=== RECORDS FOR THIS TASK ===

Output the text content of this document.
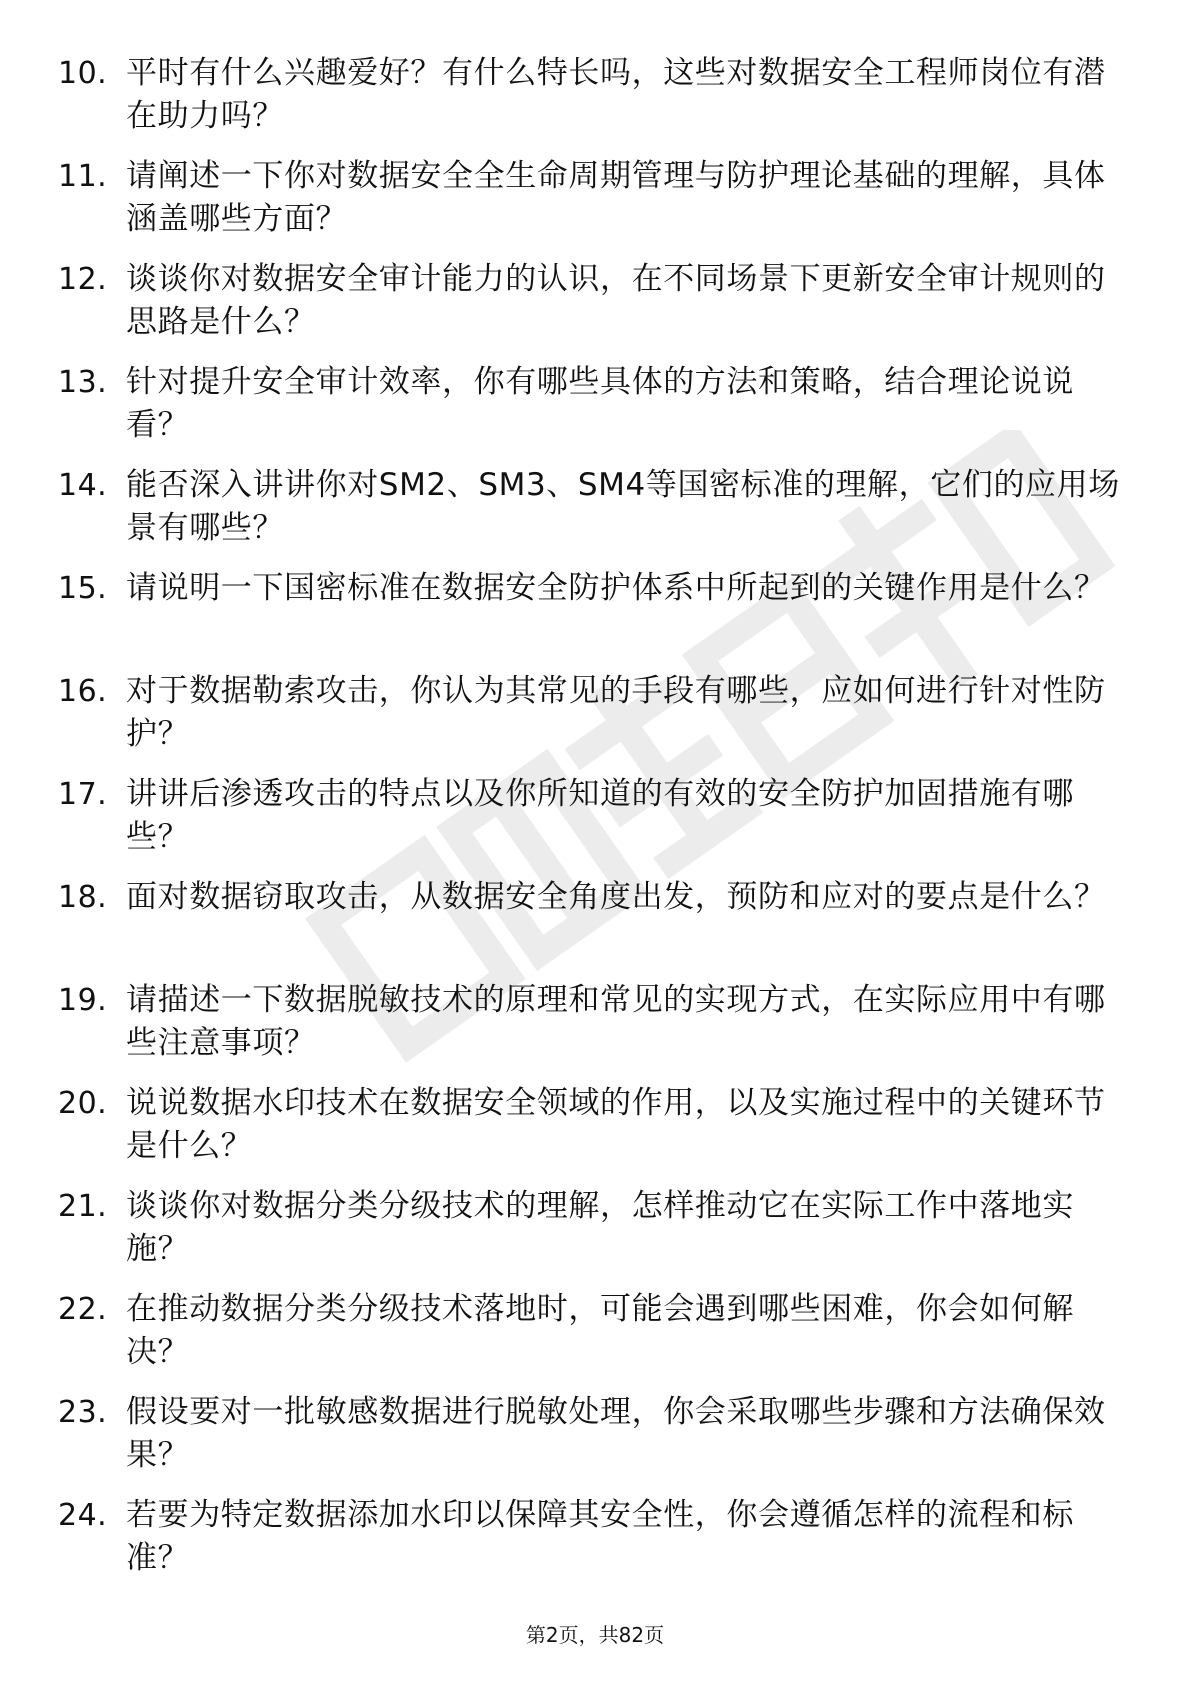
10. 平时有什么兴趣爱好？有什么特长吗，这些对数据安全工程师岗位有潜在助力吗？
11. 请阐述一下你对数据安全全生命周期管理与防护理论基础的理解，具体涵盖哪些方面？
12. 谈谈你对数据安全审计能力的认识，在不同场景下更新安全审计规则的思路是什么？
13. 针对提升安全审计效率，你有哪些具体的方法和策略，结合理论说说看？
14. 能否深入讲讲你对SM2、SM3、SM4等国密标准的理解，它们的应用场景有哪些？
15. 请说明一下国密标准在数据安全防护体系中所起到的关键作用是什么？
16. 对于数据勒索攻击，你认为其常见的手段有哪些，应如何进行针对性防护？
17. 讲讲后渗透攻击的特点以及你所知道的有效的安全防护加固措施有哪些？
18. 面对数据窃取攻击，从数据安全角度出发，预防和应对的要点是什么？
19. 请描述一下数据脱敏技术的原理和常见的实现方式，在实际应用中有哪些注意事项？
20. 说说数据水印技术在数据安全领域的作用，以及实施过程中的关键环节是什么？
21. 谈谈你对数据分类分级技术的理解，怎样推动它在实际工作中落地实施？
22. 在推动数据分类分级技术落地时，可能会遇到哪些困难，你会如何解决？
23. 假设要对一批敏感数据进行脱敏处理，你会采取哪些步骤和方法确保效果？
24. 若要为特定数据添加水印以保障其安全性，你会遵循怎样的流程和标准？
第2页，共82页
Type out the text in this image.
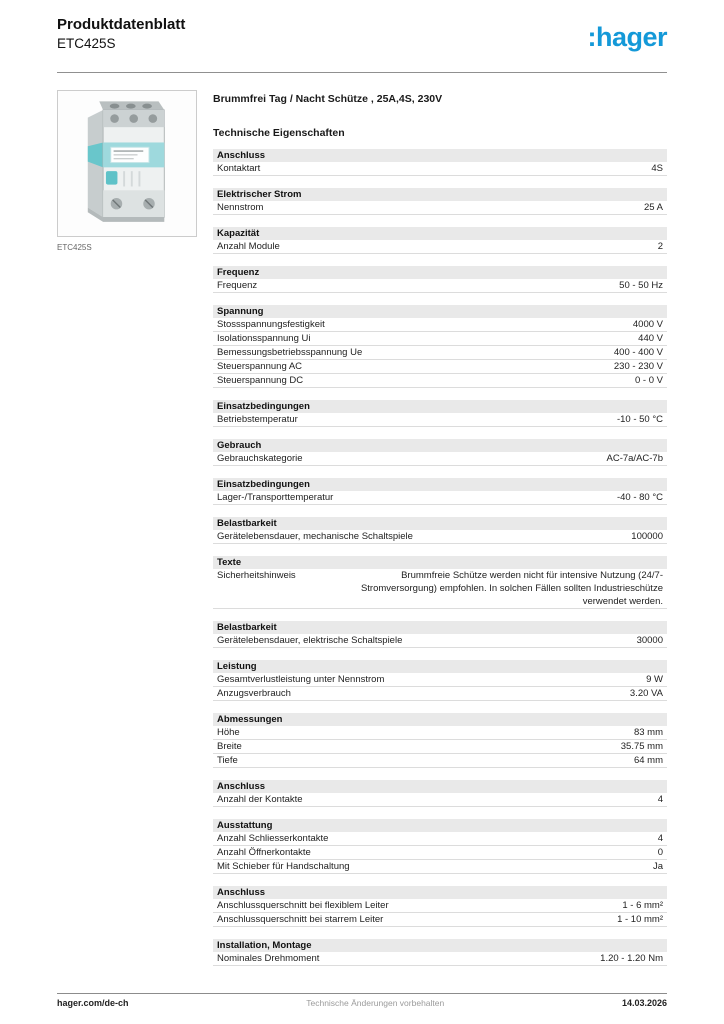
Produktdatenblatt
ETC425S	:hager
ETC425S
Brummfrei Tag / Nacht Schütze , 25A,4S, 230V
Technische Eigenschaften
Anschluss
Kontaktart	4S
Elektrischer Strom
Nennstrom	25 A
Kapazität
Anzahl Module	2
Frequenz
Frequenz	50 - 50 Hz
Spannung
Stossspannungsfestigkeit	4000 V
Isolationsspannung Ui	440 V
Bemessungsbetriebsspannung Ue	400 - 400 V
Steuerspannung AC	230 - 230 V
Steuerspannung DC	0 - 0 V
Einsatzbedingungen
Betriebstemperatur	-10 - 50 °C
Gebrauch
Gebrauchskategorie	AC-7a/AC-7b
Einsatzbedingungen
Lager-/Transporttemperatur	-40 - 80 °C
Belastbarkeit
Gerätelebensdauer, mechanische Schaltspiele	100000
Texte
Sicherheitshinweis	Brummfreie Schütze werden nicht für intensive Nutzung (24/7-Stromversorgung) empfohlen. In solchen Fällen sollten Industrieschütze verwendet werden.
Belastbarkeit
Gerätelebensdauer, elektrische Schaltspiele	30000
Leistung
Gesamtverlustleistung unter Nennstrom	9 W
Anzugsverbrauch	3.20 VA
Abmessungen
Höhe	83 mm
Breite	35.75 mm
Tiefe	64 mm
Anschluss
Anzahl der Kontakte	4
Ausstattung
Anzahl Schliesserkontakte	4
Anzahl Öffnerkontakte	0
Mit Schieber für Handschaltung	Ja
Anschluss
Anschlussquerschnitt bei flexiblem Leiter	1 - 6 mm²
Anschlussquerschnitt bei starrem Leiter	1 - 10 mm²
Installation, Montage
Nominales Drehmoment	1.20 - 1.20 Nm
hager.com/de-ch	Technische Änderungen vorbehalten	14.03.2026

===

**CHALLENGE**
Extract each line holding the string "Leiter".

**TASK OUTPUT**
Anschlussquerschnitt bei flexiblem Leiter	1 - 6 mm²
Anschlussquerschnitt bei starrem Leiter	1 - 10 mm²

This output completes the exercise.